#### [SUPPLIED DATA]

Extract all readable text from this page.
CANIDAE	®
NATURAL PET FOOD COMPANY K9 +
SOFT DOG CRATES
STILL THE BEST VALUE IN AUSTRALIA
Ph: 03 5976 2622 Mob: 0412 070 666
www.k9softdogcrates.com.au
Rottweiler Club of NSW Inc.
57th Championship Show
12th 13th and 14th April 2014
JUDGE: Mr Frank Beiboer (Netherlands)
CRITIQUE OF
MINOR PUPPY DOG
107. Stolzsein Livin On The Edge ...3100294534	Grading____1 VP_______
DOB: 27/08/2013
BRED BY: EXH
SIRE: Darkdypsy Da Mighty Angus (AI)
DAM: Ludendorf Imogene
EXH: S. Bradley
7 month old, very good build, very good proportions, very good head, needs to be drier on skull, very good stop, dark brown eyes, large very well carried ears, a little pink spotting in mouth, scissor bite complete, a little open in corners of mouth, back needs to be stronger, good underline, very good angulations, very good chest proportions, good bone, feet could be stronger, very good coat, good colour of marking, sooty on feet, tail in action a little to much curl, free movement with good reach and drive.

#### [EXERCISE REQUIREMENTS]
Give all the entries again exactly; leave none out.

#### [WRITTEN RESPONSE]
Extract all readable text from this page.
CANIDAE	®
NATURAL PET FOOD COMPANY K9 +
SOFT DOG CRATES
STILL THE BEST VALUE IN AUSTRALIA
Ph: 03 5976 2622 Mob: 0412 070 666
www.k9softdogcrates.com.au
Rottweiler Club of NSW Inc.
57th Championship Show
12th 13th and 14th April 2014
JUDGE: Mr Frank Beiboer (Netherlands)
CRITIQUE OF
MINOR PUPPY DOG
107. Stolzsein Livin On The Edge ...3100294534	Grading____1 VP_______
DOB: 27/08/2013
BRED BY: EXH
SIRE: Darkdypsy Da Mighty Angus (AI)
DAM: Ludendorf Imogene
EXH: S. Bradley
7 month old, very good build, very good proportions, very good head, needs to be drier on skull, very good stop, dark brown eyes, large very well carried ears, a little pink spotting in mouth, scissor bite complete, a little open in corners of mouth, back needs to be stronger, good underline, very good angulations, very good chest proportions, good bone, feet could be stronger, very good coat, good colour of marking, sooty on feet, tail in action a little to much curl, free movement with good reach and drive.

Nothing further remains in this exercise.